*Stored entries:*
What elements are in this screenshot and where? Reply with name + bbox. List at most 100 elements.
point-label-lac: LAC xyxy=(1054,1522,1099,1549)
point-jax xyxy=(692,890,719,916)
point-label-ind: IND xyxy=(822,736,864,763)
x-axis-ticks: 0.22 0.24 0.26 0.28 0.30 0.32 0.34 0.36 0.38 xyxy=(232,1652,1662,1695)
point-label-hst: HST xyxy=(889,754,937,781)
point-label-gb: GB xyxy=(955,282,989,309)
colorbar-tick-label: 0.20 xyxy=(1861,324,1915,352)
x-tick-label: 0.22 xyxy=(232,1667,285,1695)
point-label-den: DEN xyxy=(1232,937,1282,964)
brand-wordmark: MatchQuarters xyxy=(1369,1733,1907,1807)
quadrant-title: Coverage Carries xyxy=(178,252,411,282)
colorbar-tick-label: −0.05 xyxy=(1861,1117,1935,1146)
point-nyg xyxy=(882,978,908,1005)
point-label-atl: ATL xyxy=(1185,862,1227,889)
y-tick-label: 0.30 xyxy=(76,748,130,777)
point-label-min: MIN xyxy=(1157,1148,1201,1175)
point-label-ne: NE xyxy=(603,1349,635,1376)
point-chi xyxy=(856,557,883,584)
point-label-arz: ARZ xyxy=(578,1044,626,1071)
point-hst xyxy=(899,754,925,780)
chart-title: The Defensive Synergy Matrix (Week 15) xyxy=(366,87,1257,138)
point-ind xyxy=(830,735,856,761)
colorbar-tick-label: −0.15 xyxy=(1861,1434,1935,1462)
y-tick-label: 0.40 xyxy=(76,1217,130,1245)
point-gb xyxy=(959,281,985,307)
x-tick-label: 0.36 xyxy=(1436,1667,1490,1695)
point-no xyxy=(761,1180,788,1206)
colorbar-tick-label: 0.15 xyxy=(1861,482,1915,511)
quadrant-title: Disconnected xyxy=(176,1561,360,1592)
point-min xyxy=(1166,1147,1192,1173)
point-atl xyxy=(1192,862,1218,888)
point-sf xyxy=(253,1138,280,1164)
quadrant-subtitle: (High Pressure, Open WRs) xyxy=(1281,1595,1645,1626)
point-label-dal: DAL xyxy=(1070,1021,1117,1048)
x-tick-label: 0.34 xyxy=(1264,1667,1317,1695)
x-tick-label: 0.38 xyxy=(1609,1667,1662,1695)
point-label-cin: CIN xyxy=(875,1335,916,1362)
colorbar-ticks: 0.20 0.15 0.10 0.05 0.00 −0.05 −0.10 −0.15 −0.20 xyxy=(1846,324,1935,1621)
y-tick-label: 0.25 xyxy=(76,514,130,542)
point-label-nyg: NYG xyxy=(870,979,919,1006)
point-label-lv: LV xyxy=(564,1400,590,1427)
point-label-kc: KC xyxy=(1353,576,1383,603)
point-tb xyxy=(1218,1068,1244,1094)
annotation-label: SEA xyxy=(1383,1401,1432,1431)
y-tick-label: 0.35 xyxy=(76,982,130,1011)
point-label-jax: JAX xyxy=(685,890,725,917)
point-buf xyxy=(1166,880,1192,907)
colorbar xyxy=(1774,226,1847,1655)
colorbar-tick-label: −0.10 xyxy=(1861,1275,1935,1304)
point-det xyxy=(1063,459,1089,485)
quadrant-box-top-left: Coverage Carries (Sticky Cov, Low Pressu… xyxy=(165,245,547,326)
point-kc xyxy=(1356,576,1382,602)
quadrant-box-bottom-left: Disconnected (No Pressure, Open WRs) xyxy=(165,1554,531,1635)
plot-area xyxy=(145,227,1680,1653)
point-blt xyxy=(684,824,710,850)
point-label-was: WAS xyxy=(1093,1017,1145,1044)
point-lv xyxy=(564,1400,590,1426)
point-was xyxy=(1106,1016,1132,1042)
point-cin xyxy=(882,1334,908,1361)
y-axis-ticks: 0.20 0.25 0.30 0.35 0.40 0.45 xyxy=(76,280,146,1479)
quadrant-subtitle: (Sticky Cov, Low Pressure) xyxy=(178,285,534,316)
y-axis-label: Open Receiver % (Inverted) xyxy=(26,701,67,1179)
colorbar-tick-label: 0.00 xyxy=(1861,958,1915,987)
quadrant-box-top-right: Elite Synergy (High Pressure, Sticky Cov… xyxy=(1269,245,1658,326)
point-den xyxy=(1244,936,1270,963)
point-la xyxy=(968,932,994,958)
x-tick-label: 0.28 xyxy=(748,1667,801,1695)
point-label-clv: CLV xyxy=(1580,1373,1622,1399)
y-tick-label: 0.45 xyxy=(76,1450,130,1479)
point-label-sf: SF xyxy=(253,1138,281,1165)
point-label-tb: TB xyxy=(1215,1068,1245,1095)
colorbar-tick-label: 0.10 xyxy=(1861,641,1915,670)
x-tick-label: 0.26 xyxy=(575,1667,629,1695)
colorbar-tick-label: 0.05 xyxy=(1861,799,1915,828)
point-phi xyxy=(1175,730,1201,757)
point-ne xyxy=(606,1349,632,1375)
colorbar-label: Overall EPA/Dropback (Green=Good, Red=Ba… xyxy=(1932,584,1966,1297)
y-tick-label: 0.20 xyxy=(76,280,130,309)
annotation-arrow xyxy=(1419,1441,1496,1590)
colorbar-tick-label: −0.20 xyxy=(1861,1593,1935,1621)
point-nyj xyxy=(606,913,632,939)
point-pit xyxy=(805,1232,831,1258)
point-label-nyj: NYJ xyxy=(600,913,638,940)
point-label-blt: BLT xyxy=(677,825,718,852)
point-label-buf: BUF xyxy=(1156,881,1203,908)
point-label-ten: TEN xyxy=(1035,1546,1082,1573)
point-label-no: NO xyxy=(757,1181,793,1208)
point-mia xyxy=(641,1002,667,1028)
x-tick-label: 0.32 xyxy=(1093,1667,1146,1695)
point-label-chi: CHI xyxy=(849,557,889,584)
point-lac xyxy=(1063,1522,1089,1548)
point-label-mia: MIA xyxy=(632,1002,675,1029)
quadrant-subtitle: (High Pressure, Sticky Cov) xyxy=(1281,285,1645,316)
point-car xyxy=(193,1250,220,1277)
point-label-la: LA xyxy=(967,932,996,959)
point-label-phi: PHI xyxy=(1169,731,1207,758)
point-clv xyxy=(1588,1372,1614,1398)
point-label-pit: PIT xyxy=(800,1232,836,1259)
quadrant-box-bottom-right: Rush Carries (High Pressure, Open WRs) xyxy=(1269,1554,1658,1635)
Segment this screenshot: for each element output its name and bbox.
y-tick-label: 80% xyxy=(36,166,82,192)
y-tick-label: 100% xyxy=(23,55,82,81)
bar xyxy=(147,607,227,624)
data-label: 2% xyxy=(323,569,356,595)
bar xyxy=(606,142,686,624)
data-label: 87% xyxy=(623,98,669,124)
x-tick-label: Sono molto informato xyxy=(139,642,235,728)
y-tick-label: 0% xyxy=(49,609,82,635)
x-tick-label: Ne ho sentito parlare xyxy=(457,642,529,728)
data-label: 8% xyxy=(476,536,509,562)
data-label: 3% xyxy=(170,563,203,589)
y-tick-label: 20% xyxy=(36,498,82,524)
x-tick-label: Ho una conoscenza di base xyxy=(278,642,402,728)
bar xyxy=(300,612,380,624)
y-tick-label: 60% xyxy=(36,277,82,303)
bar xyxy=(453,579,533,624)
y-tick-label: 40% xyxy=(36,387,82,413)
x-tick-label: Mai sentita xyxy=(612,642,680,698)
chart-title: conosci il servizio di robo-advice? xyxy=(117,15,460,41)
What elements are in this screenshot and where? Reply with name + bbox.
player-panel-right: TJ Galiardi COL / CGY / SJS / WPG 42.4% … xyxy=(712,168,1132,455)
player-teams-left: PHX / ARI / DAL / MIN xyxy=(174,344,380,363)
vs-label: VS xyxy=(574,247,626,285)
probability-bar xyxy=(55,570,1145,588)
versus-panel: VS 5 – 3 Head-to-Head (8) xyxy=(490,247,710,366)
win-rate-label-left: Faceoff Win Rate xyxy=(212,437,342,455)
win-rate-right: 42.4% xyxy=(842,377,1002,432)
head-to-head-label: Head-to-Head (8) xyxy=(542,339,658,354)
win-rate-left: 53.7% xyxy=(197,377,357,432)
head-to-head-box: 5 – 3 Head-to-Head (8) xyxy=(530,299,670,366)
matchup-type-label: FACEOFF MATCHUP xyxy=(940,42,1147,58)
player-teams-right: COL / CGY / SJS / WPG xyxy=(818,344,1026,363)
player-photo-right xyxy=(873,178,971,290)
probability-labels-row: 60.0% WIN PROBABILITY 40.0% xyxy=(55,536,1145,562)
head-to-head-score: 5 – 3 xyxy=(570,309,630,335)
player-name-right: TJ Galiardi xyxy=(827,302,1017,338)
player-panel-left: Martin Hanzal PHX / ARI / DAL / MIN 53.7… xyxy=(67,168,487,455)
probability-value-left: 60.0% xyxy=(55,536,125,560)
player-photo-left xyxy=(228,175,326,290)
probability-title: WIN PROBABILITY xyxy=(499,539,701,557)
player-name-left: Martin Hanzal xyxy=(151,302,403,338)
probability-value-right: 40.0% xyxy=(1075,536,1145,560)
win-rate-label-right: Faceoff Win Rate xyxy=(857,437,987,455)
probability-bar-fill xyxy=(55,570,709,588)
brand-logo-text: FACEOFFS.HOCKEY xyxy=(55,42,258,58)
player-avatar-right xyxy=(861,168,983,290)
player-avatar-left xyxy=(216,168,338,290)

*Set task:*
Give back, unchanged, the lines of the material from its start through the line that contains "point-gb xyxy=(959,281,985,307)".

*Written solution:*
What elements are in this screenshot and where? Reply with name + bbox. List at most 100 elements.
point-label-lac: LAC xyxy=(1054,1522,1099,1549)
point-jax xyxy=(692,890,719,916)
point-label-ind: IND xyxy=(822,736,864,763)
x-axis-ticks: 0.22 0.24 0.26 0.28 0.30 0.32 0.34 0.36 0.38 xyxy=(232,1652,1662,1695)
point-label-hst: HST xyxy=(889,754,937,781)
point-label-gb: GB xyxy=(955,282,989,309)
colorbar-tick-label: 0.20 xyxy=(1861,324,1915,352)
x-tick-label: 0.22 xyxy=(232,1667,285,1695)
point-label-den: DEN xyxy=(1232,937,1282,964)
brand-wordmark: MatchQuarters xyxy=(1369,1733,1907,1807)
quadrant-title: Coverage Carries xyxy=(178,252,411,282)
colorbar-tick-label: −0.05 xyxy=(1861,1117,1935,1146)
point-nyg xyxy=(882,978,908,1005)
point-label-atl: ATL xyxy=(1185,862,1227,889)
y-tick-label: 0.30 xyxy=(76,748,130,777)
point-label-min: MIN xyxy=(1157,1148,1201,1175)
point-label-ne: NE xyxy=(603,1349,635,1376)
point-chi xyxy=(856,557,883,584)
point-label-arz: ARZ xyxy=(578,1044,626,1071)
point-hst xyxy=(899,754,925,780)
chart-title: The Defensive Synergy Matrix (Week 15) xyxy=(366,87,1257,138)
point-ind xyxy=(830,735,856,761)
colorbar-tick-label: −0.15 xyxy=(1861,1434,1935,1462)
y-tick-label: 0.40 xyxy=(76,1217,130,1245)
point-gb xyxy=(959,281,985,307)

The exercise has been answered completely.